Set exercise:
Find how many lines contain the word "xlabel" and state that number alone.

Supplied data:
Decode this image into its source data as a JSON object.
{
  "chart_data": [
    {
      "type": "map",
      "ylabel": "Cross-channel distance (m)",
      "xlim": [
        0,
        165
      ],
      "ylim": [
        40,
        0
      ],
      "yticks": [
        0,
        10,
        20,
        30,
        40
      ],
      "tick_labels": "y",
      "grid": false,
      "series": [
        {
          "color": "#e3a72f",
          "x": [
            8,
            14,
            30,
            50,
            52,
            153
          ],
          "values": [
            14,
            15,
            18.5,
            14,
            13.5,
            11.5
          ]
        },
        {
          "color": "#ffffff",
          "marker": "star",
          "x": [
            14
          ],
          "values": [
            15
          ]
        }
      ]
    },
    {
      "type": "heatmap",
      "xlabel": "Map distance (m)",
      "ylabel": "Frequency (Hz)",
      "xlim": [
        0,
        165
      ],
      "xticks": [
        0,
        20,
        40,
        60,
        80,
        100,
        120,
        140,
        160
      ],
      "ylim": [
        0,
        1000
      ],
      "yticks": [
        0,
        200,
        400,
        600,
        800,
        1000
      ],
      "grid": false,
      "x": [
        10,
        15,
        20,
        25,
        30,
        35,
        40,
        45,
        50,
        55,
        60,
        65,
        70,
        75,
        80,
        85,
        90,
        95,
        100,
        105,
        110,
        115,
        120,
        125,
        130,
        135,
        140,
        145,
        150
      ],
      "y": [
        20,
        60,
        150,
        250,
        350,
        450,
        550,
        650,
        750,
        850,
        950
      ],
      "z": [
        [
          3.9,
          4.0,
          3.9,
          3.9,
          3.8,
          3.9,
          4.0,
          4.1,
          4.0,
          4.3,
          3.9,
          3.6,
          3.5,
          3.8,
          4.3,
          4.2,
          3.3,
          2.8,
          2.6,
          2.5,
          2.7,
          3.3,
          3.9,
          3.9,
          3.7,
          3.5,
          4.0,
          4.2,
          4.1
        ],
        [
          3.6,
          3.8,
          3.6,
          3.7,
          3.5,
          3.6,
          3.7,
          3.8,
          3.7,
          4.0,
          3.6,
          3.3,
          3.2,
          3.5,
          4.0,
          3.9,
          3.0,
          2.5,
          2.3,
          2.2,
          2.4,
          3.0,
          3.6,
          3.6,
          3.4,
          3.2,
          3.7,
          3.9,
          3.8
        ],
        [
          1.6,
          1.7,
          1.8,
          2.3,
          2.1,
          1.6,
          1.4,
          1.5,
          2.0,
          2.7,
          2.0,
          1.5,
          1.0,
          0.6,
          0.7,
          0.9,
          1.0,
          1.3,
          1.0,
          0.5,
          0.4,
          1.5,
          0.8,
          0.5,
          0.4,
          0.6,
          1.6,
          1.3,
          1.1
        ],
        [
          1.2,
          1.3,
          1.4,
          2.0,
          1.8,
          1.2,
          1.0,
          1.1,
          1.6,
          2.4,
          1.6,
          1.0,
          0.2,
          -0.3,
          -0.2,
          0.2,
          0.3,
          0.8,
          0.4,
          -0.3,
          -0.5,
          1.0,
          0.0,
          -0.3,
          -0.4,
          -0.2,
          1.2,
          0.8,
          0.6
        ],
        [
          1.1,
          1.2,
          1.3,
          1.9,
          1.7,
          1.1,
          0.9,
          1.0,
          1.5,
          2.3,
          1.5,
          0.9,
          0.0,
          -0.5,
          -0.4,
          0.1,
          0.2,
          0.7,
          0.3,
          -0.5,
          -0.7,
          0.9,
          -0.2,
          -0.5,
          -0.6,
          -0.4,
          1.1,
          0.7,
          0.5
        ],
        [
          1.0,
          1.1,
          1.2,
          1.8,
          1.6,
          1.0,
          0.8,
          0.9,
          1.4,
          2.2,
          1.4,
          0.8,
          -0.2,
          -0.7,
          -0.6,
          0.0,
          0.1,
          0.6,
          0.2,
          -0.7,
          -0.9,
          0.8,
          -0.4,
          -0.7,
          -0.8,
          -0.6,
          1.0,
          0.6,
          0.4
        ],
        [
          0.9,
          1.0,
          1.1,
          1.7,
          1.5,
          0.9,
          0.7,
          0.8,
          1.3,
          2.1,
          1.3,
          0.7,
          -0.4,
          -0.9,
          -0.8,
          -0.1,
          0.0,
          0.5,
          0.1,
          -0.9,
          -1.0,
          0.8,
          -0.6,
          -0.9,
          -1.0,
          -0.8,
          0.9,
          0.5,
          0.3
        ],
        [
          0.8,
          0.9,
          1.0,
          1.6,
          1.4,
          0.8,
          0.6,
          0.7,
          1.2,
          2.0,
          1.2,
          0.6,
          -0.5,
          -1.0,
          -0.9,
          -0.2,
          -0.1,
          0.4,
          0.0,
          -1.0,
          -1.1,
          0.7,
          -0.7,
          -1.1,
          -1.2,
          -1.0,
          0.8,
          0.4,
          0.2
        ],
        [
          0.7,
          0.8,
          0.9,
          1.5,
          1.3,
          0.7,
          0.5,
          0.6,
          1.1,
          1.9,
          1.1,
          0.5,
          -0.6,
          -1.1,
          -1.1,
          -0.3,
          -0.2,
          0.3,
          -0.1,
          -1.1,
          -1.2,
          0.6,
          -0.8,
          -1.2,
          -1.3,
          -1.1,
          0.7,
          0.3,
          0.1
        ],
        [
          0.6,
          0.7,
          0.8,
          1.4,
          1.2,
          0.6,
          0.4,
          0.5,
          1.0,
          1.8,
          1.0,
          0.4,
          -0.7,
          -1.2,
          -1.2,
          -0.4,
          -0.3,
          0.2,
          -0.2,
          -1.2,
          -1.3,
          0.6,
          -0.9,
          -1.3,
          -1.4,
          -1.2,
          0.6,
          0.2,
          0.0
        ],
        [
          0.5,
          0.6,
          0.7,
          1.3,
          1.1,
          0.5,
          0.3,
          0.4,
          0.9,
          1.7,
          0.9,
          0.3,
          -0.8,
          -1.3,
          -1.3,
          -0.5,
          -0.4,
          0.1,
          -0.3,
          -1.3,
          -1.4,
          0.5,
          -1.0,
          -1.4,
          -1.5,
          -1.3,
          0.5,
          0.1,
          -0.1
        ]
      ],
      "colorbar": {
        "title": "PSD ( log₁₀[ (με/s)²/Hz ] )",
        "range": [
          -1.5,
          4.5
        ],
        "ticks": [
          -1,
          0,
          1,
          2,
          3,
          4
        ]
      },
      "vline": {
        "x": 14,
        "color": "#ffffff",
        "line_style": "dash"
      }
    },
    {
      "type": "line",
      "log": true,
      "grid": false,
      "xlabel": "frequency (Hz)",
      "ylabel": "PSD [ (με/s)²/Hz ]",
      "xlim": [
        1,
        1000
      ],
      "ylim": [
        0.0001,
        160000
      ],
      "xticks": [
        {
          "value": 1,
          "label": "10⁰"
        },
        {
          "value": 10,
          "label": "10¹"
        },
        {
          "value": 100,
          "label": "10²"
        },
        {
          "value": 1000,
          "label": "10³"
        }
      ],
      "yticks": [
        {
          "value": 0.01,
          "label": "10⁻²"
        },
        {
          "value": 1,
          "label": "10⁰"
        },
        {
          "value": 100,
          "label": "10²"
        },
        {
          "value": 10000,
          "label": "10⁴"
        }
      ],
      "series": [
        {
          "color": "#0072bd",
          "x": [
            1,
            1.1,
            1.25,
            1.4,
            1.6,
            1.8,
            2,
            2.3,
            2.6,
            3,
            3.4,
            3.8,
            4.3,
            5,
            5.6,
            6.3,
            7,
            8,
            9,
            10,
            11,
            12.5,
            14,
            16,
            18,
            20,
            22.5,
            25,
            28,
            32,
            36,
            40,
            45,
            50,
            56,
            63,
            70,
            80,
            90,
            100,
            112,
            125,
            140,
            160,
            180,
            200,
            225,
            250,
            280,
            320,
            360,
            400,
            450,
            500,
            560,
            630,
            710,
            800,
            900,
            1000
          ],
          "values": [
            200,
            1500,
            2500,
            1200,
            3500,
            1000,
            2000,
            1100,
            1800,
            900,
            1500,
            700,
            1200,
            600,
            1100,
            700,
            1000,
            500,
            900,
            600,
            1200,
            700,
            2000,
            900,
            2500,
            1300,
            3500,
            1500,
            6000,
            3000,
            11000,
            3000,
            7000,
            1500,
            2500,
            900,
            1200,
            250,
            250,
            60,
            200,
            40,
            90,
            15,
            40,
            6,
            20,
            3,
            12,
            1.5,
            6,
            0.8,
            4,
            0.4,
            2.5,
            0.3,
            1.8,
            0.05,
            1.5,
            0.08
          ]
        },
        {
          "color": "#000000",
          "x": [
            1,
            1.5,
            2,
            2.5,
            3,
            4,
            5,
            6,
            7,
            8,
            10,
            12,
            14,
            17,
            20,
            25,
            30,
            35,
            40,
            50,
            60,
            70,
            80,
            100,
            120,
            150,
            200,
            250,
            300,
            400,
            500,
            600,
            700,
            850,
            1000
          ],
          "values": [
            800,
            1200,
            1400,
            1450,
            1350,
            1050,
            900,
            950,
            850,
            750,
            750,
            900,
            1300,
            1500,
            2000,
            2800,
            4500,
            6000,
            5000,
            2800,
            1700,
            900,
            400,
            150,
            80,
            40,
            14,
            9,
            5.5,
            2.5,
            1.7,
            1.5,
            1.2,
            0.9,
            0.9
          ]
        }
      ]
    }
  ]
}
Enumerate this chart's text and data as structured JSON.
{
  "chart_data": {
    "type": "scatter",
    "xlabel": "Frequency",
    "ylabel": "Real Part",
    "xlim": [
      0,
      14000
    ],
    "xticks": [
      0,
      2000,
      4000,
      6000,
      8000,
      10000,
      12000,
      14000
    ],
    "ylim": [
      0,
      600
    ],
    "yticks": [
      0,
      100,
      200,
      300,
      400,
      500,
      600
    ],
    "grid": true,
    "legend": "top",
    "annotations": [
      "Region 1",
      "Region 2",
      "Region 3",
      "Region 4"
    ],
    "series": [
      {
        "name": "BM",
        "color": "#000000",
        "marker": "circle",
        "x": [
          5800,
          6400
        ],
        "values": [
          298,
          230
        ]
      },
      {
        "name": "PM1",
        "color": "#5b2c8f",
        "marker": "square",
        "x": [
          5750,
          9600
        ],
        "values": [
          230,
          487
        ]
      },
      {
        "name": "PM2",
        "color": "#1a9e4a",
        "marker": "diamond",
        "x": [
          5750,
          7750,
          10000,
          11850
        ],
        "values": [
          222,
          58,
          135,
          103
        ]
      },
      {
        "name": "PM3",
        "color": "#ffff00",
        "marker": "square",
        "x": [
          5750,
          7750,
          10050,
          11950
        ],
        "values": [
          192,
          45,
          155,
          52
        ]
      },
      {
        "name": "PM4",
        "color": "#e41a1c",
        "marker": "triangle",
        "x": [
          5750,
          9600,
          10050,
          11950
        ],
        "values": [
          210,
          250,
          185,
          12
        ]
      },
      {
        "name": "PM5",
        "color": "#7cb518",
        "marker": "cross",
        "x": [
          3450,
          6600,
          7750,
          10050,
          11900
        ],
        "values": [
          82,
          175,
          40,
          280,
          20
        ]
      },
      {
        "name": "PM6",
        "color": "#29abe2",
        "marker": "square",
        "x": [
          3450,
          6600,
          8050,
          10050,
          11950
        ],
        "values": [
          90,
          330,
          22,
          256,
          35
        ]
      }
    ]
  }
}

Exercise solution:
3